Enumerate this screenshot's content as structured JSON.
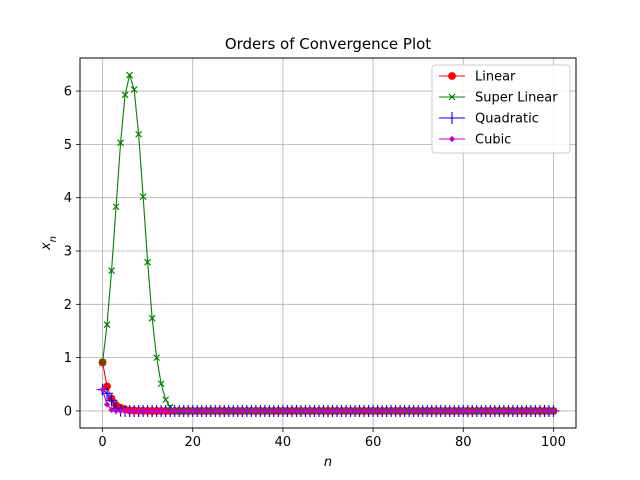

#####

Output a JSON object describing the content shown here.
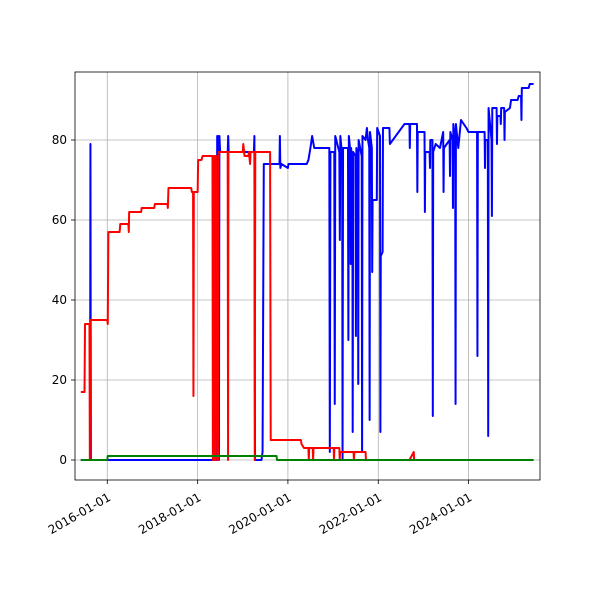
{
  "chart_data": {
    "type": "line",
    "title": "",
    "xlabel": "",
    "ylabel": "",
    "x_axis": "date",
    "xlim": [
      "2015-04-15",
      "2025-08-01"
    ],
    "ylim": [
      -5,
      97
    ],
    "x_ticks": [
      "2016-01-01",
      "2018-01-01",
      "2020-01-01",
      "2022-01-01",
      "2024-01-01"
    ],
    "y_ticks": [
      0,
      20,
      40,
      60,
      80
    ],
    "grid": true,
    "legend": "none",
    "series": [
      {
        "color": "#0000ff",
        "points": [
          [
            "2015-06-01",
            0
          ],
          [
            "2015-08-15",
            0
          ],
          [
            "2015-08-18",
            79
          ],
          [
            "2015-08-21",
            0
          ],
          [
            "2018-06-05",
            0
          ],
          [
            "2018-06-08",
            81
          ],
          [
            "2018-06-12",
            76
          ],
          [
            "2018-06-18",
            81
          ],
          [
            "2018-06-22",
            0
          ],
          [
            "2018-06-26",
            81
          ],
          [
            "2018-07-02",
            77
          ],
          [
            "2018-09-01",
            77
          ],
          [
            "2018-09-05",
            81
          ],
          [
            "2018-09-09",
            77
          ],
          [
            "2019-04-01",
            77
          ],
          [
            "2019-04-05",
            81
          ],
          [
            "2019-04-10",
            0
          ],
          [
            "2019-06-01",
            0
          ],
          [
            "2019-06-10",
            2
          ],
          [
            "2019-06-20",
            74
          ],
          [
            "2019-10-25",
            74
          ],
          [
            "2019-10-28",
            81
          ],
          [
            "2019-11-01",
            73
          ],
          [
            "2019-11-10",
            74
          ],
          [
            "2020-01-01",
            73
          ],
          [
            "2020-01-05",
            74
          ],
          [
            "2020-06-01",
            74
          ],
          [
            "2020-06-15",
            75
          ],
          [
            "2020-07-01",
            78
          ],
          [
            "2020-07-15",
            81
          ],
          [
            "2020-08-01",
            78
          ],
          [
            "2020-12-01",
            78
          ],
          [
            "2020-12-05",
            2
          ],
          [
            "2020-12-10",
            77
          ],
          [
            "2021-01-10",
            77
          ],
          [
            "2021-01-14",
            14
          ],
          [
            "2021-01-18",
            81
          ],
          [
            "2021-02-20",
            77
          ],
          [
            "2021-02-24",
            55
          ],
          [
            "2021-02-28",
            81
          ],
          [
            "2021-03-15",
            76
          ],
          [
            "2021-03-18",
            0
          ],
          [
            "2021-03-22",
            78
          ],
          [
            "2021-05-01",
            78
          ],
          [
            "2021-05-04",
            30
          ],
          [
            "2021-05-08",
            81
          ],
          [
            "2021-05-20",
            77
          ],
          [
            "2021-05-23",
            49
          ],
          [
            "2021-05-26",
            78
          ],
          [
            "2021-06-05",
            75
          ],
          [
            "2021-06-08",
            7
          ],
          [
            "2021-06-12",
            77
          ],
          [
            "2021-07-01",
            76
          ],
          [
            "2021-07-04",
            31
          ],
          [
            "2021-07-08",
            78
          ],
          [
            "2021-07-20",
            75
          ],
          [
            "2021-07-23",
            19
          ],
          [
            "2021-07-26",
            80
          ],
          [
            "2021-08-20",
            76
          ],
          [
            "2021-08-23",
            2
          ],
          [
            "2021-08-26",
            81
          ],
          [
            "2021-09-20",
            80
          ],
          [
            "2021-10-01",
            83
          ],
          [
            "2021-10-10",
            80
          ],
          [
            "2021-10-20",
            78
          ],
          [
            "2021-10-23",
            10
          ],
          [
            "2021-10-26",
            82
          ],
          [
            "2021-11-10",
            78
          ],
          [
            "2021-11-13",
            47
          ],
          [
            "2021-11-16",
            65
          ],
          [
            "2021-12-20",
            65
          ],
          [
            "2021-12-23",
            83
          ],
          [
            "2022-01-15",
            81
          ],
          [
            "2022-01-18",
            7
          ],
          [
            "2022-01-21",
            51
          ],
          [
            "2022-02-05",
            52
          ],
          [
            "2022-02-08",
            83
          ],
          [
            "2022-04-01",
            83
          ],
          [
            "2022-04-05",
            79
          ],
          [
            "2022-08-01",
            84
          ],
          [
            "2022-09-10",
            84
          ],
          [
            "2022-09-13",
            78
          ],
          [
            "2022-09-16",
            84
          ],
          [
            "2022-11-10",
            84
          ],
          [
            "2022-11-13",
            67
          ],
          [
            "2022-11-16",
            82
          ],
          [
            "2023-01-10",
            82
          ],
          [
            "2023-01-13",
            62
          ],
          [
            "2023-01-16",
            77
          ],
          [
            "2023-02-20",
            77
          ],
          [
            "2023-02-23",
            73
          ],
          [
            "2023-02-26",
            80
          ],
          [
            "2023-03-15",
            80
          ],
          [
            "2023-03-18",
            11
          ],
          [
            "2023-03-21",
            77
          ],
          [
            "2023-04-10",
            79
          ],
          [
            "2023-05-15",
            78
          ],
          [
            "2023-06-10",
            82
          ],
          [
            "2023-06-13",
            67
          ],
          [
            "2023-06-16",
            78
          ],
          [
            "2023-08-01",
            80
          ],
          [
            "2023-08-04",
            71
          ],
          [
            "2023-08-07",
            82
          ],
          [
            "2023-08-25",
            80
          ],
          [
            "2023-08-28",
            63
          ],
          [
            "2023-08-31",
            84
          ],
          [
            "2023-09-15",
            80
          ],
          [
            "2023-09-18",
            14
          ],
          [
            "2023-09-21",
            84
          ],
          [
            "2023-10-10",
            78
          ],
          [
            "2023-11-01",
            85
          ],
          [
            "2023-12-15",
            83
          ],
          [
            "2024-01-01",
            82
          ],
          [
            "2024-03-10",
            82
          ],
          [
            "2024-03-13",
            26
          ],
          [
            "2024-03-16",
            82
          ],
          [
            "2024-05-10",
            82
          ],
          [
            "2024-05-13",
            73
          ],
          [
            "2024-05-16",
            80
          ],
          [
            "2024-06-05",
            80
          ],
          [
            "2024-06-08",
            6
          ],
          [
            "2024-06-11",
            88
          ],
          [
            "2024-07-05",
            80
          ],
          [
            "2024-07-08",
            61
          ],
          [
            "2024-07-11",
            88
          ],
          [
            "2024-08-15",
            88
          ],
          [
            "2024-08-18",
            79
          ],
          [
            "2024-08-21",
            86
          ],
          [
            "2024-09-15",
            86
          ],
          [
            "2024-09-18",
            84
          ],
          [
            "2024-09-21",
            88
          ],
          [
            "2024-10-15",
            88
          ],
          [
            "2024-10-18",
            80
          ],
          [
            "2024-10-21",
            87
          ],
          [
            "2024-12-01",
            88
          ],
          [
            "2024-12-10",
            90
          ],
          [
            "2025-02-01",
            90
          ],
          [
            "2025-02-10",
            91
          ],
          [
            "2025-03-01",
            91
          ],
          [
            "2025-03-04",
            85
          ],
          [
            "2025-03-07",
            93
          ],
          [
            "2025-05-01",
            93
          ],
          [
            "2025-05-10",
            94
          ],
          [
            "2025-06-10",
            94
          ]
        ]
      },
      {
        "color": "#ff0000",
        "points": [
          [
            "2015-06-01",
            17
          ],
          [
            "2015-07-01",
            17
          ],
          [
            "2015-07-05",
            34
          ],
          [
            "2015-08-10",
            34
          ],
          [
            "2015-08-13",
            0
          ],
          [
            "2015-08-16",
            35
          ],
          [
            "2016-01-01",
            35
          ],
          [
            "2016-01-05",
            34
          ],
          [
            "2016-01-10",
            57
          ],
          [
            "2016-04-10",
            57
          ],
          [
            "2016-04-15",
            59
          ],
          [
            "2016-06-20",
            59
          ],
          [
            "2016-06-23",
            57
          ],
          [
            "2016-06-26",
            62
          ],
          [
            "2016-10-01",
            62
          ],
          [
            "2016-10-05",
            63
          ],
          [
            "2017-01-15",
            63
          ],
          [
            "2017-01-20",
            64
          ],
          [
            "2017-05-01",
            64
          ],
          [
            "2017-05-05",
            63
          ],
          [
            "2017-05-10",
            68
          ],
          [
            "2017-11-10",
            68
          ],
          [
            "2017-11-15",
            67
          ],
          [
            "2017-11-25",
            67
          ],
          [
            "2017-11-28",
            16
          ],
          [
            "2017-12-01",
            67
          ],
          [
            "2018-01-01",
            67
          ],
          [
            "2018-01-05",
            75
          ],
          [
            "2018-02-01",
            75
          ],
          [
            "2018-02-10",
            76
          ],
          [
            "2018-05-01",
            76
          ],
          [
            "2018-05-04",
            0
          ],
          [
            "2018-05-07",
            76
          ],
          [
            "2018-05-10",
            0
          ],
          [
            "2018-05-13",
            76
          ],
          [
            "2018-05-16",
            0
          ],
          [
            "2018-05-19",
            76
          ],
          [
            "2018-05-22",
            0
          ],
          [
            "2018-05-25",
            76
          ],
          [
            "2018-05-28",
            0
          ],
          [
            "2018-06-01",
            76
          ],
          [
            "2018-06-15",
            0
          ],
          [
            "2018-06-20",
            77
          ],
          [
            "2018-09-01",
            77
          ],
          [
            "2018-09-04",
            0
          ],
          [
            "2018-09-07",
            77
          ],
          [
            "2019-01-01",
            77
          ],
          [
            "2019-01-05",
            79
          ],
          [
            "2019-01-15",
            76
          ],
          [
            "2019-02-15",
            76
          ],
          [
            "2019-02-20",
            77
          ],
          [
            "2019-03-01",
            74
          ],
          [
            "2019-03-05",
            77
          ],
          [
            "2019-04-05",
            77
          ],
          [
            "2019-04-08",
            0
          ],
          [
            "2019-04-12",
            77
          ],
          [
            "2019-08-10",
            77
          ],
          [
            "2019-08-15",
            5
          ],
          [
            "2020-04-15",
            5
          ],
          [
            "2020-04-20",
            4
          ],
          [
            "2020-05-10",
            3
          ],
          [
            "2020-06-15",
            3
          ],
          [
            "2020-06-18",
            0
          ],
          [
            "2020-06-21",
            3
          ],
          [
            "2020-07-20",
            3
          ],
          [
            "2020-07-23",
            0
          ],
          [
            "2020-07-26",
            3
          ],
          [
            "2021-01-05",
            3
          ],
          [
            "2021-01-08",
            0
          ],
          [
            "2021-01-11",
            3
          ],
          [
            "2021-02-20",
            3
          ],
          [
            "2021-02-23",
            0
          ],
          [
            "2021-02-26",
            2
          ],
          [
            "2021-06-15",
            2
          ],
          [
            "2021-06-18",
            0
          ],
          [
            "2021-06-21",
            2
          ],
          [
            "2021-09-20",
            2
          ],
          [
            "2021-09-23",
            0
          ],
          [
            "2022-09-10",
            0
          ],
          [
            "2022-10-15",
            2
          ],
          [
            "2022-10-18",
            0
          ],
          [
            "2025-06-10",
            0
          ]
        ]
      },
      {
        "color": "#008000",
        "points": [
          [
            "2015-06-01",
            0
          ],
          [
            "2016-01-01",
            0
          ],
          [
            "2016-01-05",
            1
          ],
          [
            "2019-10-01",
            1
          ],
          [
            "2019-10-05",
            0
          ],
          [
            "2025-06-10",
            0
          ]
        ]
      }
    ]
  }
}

#####

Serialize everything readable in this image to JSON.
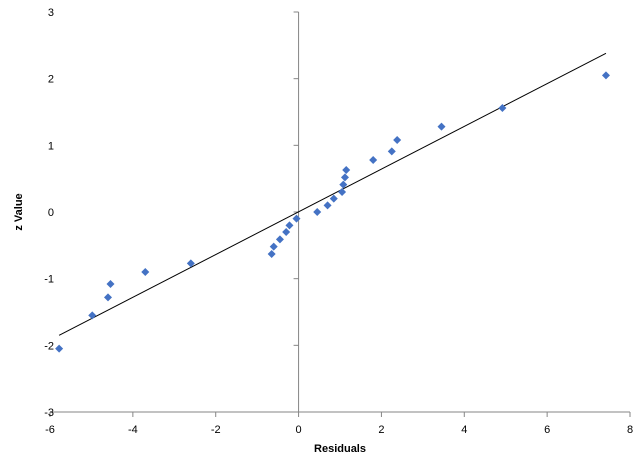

#####

### WORK TO BE COMPLETED
Identify the lines in the entries that hold "this" and return each one.

### COMPLETE OUTPUT
Enumerate this screenshot's content as structured JSON.
Serialize everything readable in this image to JSON.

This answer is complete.